* _Recorded data_:

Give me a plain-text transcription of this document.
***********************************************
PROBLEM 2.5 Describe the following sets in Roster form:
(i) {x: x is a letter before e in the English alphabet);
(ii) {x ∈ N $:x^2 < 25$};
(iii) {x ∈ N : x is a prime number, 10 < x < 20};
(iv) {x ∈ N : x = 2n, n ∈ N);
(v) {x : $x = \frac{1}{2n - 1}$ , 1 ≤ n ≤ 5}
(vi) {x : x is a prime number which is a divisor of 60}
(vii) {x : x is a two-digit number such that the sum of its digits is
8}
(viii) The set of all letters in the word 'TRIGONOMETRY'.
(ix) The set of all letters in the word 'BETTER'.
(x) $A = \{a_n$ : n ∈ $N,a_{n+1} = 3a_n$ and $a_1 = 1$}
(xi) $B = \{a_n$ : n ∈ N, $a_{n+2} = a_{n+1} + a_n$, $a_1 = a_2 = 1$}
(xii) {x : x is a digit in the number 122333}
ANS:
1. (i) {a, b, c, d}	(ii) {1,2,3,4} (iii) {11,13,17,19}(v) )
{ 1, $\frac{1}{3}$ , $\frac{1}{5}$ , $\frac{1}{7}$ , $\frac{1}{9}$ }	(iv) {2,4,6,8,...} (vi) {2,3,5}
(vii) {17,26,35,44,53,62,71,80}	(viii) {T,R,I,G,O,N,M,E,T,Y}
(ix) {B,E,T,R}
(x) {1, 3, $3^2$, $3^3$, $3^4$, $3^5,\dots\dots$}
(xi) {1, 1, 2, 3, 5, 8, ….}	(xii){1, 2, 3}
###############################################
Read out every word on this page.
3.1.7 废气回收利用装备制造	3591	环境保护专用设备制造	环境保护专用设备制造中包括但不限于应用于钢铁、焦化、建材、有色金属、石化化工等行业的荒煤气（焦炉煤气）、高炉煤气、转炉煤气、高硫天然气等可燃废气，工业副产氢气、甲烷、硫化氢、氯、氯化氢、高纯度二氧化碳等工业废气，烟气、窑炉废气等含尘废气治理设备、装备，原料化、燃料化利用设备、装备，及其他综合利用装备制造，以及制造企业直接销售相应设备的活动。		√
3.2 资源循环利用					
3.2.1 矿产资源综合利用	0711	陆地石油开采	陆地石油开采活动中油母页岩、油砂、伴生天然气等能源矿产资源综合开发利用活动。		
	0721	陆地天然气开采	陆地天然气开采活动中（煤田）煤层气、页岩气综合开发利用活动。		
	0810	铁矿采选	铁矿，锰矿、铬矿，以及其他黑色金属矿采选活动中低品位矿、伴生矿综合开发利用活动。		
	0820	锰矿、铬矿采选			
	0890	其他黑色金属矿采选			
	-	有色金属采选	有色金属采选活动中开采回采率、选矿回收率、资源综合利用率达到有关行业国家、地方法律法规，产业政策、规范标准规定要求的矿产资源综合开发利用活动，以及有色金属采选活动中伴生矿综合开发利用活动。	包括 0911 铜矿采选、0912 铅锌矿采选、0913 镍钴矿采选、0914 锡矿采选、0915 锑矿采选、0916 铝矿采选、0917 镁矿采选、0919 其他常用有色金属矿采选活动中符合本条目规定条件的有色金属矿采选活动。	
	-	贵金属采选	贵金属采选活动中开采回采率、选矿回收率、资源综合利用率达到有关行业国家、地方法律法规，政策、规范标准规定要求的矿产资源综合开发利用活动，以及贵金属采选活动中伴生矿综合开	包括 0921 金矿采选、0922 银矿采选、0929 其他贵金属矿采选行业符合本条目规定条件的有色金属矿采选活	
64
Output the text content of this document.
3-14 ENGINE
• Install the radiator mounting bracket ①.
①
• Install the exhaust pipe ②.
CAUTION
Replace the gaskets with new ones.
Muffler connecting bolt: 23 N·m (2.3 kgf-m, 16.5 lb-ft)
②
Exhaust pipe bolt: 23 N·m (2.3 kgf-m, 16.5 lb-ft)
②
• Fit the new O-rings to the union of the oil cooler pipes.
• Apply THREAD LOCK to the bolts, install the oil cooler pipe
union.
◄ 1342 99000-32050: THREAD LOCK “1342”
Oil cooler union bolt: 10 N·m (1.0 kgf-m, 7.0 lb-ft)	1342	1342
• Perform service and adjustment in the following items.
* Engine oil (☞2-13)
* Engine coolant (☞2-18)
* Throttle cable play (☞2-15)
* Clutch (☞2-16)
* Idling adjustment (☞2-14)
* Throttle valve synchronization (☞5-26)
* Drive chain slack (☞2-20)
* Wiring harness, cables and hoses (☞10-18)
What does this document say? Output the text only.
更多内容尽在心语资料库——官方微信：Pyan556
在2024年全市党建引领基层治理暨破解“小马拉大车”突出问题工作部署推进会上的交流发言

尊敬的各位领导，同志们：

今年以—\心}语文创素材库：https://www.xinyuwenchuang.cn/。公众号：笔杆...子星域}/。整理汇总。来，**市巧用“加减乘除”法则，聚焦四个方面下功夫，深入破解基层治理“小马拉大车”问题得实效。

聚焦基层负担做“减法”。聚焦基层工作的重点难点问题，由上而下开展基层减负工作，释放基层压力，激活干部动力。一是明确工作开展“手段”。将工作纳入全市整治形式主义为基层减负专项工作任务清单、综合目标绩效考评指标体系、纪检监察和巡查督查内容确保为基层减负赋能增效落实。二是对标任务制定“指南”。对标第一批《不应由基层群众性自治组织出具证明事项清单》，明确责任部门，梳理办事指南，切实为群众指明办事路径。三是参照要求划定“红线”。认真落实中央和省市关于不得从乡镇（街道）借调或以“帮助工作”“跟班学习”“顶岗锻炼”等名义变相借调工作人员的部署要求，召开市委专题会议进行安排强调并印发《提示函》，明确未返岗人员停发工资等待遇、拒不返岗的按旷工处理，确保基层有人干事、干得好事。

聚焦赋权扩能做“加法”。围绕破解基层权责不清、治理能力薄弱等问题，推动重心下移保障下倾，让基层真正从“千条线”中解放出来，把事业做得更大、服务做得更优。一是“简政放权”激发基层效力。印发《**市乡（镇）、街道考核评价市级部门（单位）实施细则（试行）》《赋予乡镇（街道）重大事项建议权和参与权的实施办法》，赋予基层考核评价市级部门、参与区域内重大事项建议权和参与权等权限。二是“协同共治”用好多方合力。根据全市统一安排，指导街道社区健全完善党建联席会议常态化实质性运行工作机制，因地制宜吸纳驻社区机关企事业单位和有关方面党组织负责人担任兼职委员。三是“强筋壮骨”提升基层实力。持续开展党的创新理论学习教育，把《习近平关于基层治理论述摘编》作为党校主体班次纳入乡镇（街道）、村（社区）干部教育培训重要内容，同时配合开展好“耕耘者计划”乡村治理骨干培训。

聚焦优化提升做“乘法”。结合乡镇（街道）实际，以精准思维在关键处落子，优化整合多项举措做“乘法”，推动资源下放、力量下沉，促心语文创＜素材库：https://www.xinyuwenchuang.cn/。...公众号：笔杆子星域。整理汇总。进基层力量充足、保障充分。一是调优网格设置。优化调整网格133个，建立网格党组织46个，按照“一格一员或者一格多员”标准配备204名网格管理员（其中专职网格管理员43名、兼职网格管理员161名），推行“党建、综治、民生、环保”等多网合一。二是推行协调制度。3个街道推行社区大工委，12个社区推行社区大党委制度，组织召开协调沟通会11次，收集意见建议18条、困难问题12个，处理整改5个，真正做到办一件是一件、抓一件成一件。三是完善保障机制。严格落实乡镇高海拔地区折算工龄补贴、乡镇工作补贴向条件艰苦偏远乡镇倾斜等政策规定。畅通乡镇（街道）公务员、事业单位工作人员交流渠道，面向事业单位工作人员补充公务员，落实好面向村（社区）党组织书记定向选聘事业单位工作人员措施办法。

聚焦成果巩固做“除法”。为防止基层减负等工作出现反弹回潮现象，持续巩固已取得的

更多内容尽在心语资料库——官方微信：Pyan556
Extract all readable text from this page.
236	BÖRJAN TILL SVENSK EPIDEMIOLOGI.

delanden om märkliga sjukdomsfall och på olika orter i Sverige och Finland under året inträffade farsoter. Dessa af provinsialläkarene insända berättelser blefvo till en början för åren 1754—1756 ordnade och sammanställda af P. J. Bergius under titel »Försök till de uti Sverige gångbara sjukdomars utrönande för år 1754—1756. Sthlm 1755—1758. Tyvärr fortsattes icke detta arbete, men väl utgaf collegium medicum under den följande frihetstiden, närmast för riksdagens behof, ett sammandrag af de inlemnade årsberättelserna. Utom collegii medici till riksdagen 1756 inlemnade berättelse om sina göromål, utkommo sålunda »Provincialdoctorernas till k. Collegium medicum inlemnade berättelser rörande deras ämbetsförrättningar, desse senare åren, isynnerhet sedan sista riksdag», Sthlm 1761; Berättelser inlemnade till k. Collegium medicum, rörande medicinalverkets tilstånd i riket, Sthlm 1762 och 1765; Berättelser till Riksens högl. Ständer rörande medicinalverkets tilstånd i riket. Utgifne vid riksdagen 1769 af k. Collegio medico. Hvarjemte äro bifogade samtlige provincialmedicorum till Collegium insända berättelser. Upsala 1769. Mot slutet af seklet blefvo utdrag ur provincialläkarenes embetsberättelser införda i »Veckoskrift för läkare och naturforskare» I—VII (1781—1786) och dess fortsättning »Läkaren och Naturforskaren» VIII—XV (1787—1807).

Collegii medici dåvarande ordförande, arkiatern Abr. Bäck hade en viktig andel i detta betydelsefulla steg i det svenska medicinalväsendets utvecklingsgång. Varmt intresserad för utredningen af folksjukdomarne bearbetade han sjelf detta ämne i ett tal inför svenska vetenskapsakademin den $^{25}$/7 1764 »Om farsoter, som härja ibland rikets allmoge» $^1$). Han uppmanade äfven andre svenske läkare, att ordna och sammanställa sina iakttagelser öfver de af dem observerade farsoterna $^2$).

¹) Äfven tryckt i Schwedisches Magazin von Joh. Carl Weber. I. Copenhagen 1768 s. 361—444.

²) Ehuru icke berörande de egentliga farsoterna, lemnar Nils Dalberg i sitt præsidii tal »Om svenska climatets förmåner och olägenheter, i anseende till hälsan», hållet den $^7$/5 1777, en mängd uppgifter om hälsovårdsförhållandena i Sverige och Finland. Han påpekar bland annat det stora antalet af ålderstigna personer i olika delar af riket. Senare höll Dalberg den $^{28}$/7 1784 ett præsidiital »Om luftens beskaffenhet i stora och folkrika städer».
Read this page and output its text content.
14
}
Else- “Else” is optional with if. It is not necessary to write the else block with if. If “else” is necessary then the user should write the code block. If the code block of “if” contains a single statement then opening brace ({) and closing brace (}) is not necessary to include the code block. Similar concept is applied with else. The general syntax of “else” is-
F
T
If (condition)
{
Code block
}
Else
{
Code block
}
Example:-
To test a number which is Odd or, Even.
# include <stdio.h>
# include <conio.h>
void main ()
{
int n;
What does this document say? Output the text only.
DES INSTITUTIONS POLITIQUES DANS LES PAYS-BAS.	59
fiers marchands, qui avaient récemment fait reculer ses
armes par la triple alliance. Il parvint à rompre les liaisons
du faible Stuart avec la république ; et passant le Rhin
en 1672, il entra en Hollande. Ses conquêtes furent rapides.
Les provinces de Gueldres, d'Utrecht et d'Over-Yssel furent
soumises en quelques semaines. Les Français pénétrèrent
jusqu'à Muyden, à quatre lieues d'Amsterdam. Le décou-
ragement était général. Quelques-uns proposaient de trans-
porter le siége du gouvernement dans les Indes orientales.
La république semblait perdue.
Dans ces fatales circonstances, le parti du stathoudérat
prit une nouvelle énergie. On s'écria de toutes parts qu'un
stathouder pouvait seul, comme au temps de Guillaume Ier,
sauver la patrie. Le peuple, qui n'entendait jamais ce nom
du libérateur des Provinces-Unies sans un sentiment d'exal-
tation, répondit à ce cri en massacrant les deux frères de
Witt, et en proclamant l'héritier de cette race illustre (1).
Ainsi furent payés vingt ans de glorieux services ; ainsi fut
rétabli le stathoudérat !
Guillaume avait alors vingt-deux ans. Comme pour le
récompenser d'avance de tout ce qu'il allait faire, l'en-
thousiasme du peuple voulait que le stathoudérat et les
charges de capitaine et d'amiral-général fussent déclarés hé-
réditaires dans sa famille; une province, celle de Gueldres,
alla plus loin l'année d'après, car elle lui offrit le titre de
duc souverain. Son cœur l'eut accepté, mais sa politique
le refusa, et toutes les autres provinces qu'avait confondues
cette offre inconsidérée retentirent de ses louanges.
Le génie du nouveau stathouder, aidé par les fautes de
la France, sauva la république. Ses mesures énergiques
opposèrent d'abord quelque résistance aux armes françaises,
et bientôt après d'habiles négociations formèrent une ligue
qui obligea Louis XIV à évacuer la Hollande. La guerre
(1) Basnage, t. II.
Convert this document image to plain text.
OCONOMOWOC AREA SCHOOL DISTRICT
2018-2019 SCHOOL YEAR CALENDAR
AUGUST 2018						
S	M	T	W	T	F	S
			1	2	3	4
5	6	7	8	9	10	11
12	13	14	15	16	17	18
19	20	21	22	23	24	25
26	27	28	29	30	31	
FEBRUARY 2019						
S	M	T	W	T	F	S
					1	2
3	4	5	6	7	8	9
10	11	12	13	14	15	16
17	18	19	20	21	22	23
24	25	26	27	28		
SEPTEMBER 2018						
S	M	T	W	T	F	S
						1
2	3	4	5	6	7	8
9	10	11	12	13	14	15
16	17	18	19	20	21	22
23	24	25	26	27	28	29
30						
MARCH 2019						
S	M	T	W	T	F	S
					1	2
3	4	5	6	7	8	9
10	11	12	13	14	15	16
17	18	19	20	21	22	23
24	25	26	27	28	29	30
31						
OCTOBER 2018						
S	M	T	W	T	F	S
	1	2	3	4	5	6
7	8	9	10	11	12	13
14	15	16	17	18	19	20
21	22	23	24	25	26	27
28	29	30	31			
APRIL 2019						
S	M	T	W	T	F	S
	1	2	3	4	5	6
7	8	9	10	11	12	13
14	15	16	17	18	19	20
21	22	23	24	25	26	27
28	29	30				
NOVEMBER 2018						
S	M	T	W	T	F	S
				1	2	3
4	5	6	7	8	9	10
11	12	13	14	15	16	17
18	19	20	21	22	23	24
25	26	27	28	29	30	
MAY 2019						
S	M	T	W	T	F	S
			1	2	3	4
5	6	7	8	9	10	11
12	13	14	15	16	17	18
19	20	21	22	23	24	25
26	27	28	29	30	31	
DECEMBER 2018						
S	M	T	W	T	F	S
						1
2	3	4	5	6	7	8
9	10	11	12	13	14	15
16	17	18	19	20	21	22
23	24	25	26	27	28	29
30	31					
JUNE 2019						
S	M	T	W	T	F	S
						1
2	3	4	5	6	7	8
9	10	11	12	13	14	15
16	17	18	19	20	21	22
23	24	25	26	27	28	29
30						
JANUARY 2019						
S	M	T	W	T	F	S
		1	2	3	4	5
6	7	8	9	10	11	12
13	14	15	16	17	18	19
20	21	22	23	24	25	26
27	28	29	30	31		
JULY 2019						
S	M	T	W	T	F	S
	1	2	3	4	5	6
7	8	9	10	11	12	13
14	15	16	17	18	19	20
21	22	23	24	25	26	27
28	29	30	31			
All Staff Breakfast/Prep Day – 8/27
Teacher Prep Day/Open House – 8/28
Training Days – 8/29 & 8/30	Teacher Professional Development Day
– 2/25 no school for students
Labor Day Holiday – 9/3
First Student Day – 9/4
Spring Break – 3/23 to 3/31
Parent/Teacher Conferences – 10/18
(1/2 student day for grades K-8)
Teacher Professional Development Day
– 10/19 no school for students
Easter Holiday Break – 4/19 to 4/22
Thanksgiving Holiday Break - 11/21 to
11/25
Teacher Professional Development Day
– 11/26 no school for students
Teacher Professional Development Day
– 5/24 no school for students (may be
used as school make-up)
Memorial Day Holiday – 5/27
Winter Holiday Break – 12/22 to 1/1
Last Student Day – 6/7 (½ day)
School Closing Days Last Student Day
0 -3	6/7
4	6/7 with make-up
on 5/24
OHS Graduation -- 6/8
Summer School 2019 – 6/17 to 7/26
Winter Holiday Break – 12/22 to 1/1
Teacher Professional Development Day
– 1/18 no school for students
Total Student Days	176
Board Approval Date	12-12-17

* _JOB_: For each line in the data above that contains the string "word", extract the line.

* _COMPLETED EXERCISE_:
(viii) The set of all letters in the word 'TRIGONOMETRY'.
(ix) The set of all letters in the word 'BETTER'.
Read out every word on this page.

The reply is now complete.